▸ Exercise:
Copy everything in the listing below word for word, apart from any images.

>> begin Data excerpts

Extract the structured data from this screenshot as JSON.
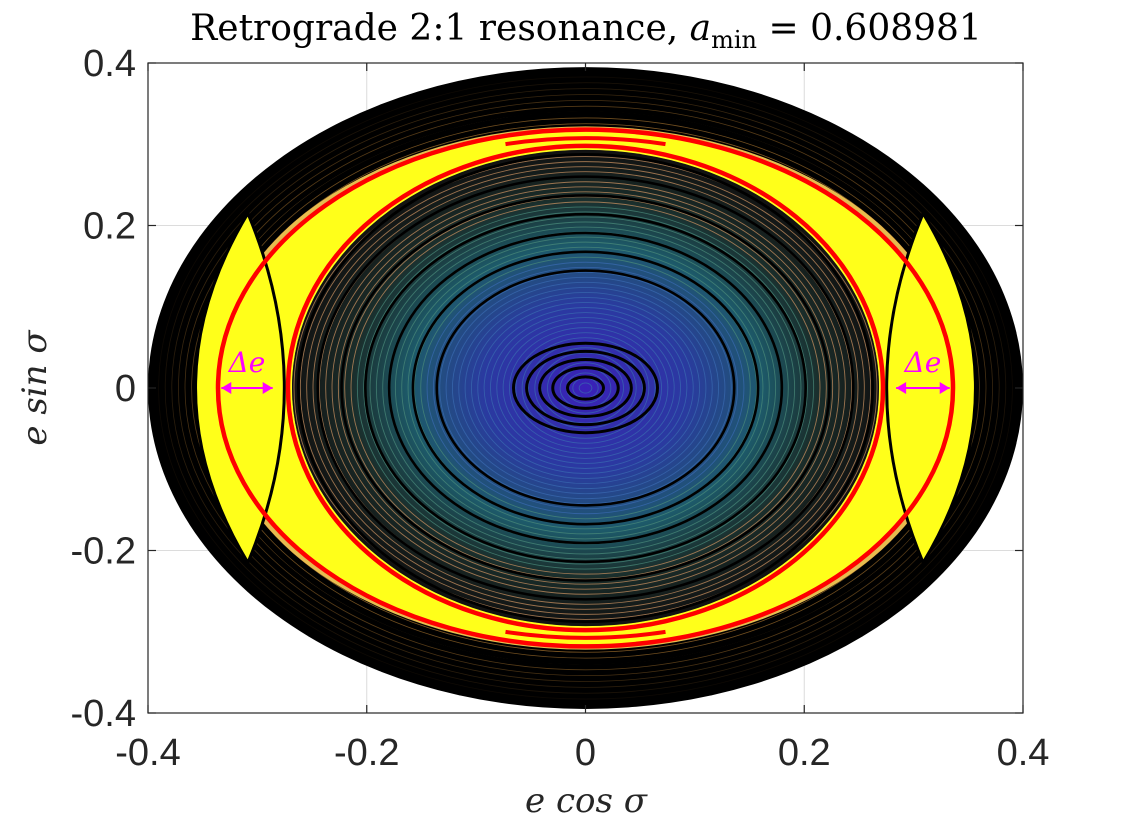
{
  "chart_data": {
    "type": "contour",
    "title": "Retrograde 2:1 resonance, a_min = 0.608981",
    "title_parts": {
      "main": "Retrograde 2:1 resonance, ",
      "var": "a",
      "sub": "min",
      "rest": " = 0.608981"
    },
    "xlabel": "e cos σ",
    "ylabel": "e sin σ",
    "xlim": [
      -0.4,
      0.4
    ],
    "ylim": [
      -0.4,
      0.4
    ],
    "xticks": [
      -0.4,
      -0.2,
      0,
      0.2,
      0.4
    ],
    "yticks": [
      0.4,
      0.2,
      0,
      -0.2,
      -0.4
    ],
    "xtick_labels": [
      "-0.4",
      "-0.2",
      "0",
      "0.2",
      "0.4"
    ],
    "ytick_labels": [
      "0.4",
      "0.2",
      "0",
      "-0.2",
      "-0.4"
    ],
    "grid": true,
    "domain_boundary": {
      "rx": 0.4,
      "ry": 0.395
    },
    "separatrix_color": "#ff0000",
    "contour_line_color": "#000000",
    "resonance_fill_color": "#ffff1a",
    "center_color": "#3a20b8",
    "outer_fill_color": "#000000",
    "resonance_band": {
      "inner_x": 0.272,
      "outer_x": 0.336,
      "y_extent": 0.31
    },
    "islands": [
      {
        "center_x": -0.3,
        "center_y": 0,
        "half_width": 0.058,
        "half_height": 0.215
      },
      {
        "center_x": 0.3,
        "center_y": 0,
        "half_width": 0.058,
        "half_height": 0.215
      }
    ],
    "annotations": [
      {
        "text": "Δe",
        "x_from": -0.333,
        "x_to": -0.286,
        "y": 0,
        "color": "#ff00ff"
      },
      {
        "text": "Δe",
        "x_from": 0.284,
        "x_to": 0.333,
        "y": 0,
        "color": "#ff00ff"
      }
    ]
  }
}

>> end Data excerpts

▸ Expected output:
Extract the structured data from this screenshot as JSON.
{
  "chart_data": {
    "type": "contour",
    "title": "Retrograde 2:1 resonance, a_min = 0.608981",
    "title_parts": {
      "main": "Retrograde 2:1 resonance, ",
      "var": "a",
      "sub": "min",
      "rest": " = 0.608981"
    },
    "xlabel": "e cos σ",
    "ylabel": "e sin σ",
    "xlim": [
      -0.4,
      0.4
    ],
    "ylim": [
      -0.4,
      0.4
    ],
    "xticks": [
      -0.4,
      -0.2,
      0,
      0.2,
      0.4
    ],
    "yticks": [
      0.4,
      0.2,
      0,
      -0.2,
      -0.4
    ],
    "xtick_labels": [
      "-0.4",
      "-0.2",
      "0",
      "0.2",
      "0.4"
    ],
    "ytick_labels": [
      "0.4",
      "0.2",
      "0",
      "-0.2",
      "-0.4"
    ],
    "grid": true,
    "domain_boundary": {
      "rx": 0.4,
      "ry": 0.395
    },
    "separatrix_color": "#ff0000",
    "contour_line_color": "#000000",
    "resonance_fill_color": "#ffff1a",
    "center_color": "#3a20b8",
    "outer_fill_color": "#000000",
    "resonance_band": {
      "inner_x": 0.272,
      "outer_x": 0.336,
      "y_extent": 0.31
    },
    "islands": [
      {
        "center_x": -0.3,
        "center_y": 0,
        "half_width": 0.058,
        "half_height": 0.215
      },
      {
        "center_x": 0.3,
        "center_y": 0,
        "half_width": 0.058,
        "half_height": 0.215
      }
    ],
    "annotations": [
      {
        "text": "Δe",
        "x_from": -0.333,
        "x_to": -0.286,
        "y": 0,
        "color": "#ff00ff"
      },
      {
        "text": "Δe",
        "x_from": 0.284,
        "x_to": 0.333,
        "y": 0,
        "color": "#ff00ff"
      }
    ]
  }
}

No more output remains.